- _Goal of the exercise_
Print the records below word for word, but leave out the pictures.

- _Data provided_
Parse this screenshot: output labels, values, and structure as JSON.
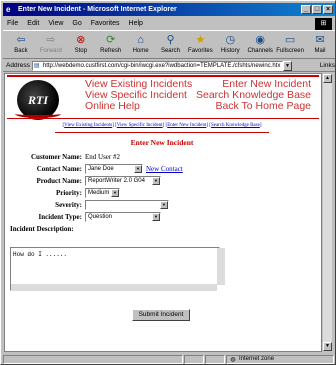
{
  "window": {
    "title": "Enter New Incident - Microsoft Internet Explorer"
  },
  "menu": [
    "File",
    "Edit",
    "View",
    "Go",
    "Favorites",
    "Help"
  ],
  "toolbar": [
    {
      "label": "Back",
      "icon": "back-arrow-icon",
      "glyph": "⇦",
      "disabled": false
    },
    {
      "label": "Forward",
      "icon": "forward-arrow-icon",
      "glyph": "⇨",
      "disabled": true
    },
    {
      "label": "Stop",
      "icon": "stop-icon",
      "glyph": "⊗",
      "disabled": false
    },
    {
      "label": "Refresh",
      "icon": "refresh-icon",
      "glyph": "⟳",
      "disabled": false
    },
    {
      "label": "Home",
      "icon": "home-icon",
      "glyph": "⌂",
      "disabled": false
    },
    {
      "label": "Search",
      "icon": "search-icon",
      "glyph": "⚲",
      "disabled": false
    },
    {
      "label": "Favorites",
      "icon": "favorites-icon",
      "glyph": "★",
      "disabled": false
    },
    {
      "label": "History",
      "icon": "history-icon",
      "glyph": "◷",
      "disabled": false
    },
    {
      "label": "Channels",
      "icon": "channels-icon",
      "glyph": "◉",
      "disabled": false
    },
    {
      "label": "Fullscreen",
      "icon": "fullscreen-icon",
      "glyph": "▭",
      "disabled": false
    },
    {
      "label": "Mail",
      "icon": "mail-icon",
      "glyph": "✉",
      "disabled": false
    }
  ],
  "address": {
    "label": "Address",
    "url": "http://webdemo.custfirst.com/cgi-bin/iwcgi.exe?iwdbaction=TEMPLATE./cfshts/newinc.htx",
    "links_label": "Links"
  },
  "logo_text": "RTI",
  "nav_big": {
    "left": [
      "View Existing Incidents",
      "View Specific Incident",
      "Online Help"
    ],
    "right": [
      "Enter New Incident",
      "Search Knowledge Base",
      "Back To Home Page"
    ]
  },
  "small_links": [
    "View Existing Incidents",
    "View Specific Incident",
    "Enter New Incident",
    "Search Knowledge Base"
  ],
  "page_title": "Enter New Incident",
  "form": {
    "customer_label": "Customer Name:",
    "customer_value": "End User #2",
    "contact_label": "Contact Name:",
    "contact_value": "Jane Doe",
    "new_contact": "New Contact",
    "product_label": "Product Name:",
    "product_value": "ReportWriter 2.0 G04",
    "priority_label": "Priority:",
    "priority_value": "Medium",
    "severity_label": "Severity:",
    "severity_value": "",
    "type_label": "Incident Type:",
    "type_value": "Question",
    "description_label": "Incident Description:",
    "description_value": "How do I ......",
    "submit_label": "Submit Incident"
  },
  "status": {
    "zone": "Internet zone"
  },
  "colors": {
    "nav_red": "#cc3333",
    "title_blue": "#000080",
    "link_blue": "#0000cc"
  }
}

- _The completed task_
Parse this screenshot: output labels, values, and structure as JSON.
{
  "window": {
    "title": "Enter New Incident - Microsoft Internet Explorer"
  },
  "menu": [
    "File",
    "Edit",
    "View",
    "Go",
    "Favorites",
    "Help"
  ],
  "toolbar": [
    {
      "label": "Back",
      "icon": "back-arrow-icon",
      "glyph": "⇦",
      "disabled": false
    },
    {
      "label": "Forward",
      "icon": "forward-arrow-icon",
      "glyph": "⇨",
      "disabled": true
    },
    {
      "label": "Stop",
      "icon": "stop-icon",
      "glyph": "⊗",
      "disabled": false
    },
    {
      "label": "Refresh",
      "icon": "refresh-icon",
      "glyph": "⟳",
      "disabled": false
    },
    {
      "label": "Home",
      "icon": "home-icon",
      "glyph": "⌂",
      "disabled": false
    },
    {
      "label": "Search",
      "icon": "search-icon",
      "glyph": "⚲",
      "disabled": false
    },
    {
      "label": "Favorites",
      "icon": "favorites-icon",
      "glyph": "★",
      "disabled": false
    },
    {
      "label": "History",
      "icon": "history-icon",
      "glyph": "◷",
      "disabled": false
    },
    {
      "label": "Channels",
      "icon": "channels-icon",
      "glyph": "◉",
      "disabled": false
    },
    {
      "label": "Fullscreen",
      "icon": "fullscreen-icon",
      "glyph": "▭",
      "disabled": false
    },
    {
      "label": "Mail",
      "icon": "mail-icon",
      "glyph": "✉",
      "disabled": false
    }
  ],
  "address": {
    "label": "Address",
    "url": "http://webdemo.custfirst.com/cgi-bin/iwcgi.exe?iwdbaction=TEMPLATE./cfshts/newinc.htx",
    "links_label": "Links"
  },
  "logo_text": "RTI",
  "nav_big": {
    "left": [
      "View Existing Incidents",
      "View Specific Incident",
      "Online Help"
    ],
    "right": [
      "Enter New Incident",
      "Search Knowledge Base",
      "Back To Home Page"
    ]
  },
  "small_links": [
    "View Existing Incidents",
    "View Specific Incident",
    "Enter New Incident",
    "Search Knowledge Base"
  ],
  "page_title": "Enter New Incident",
  "form": {
    "customer_label": "Customer Name:",
    "customer_value": "End User #2",
    "contact_label": "Contact Name:",
    "contact_value": "Jane Doe",
    "new_contact": "New Contact",
    "product_label": "Product Name:",
    "product_value": "ReportWriter 2.0 G04",
    "priority_label": "Priority:",
    "priority_value": "Medium",
    "severity_label": "Severity:",
    "severity_value": "",
    "type_label": "Incident Type:",
    "type_value": "Question",
    "description_label": "Incident Description:",
    "description_value": "How do I ......",
    "submit_label": "Submit Incident"
  },
  "status": {
    "zone": "Internet zone"
  },
  "colors": {
    "nav_red": "#cc3333",
    "title_blue": "#000080",
    "link_blue": "#0000cc"
  }
}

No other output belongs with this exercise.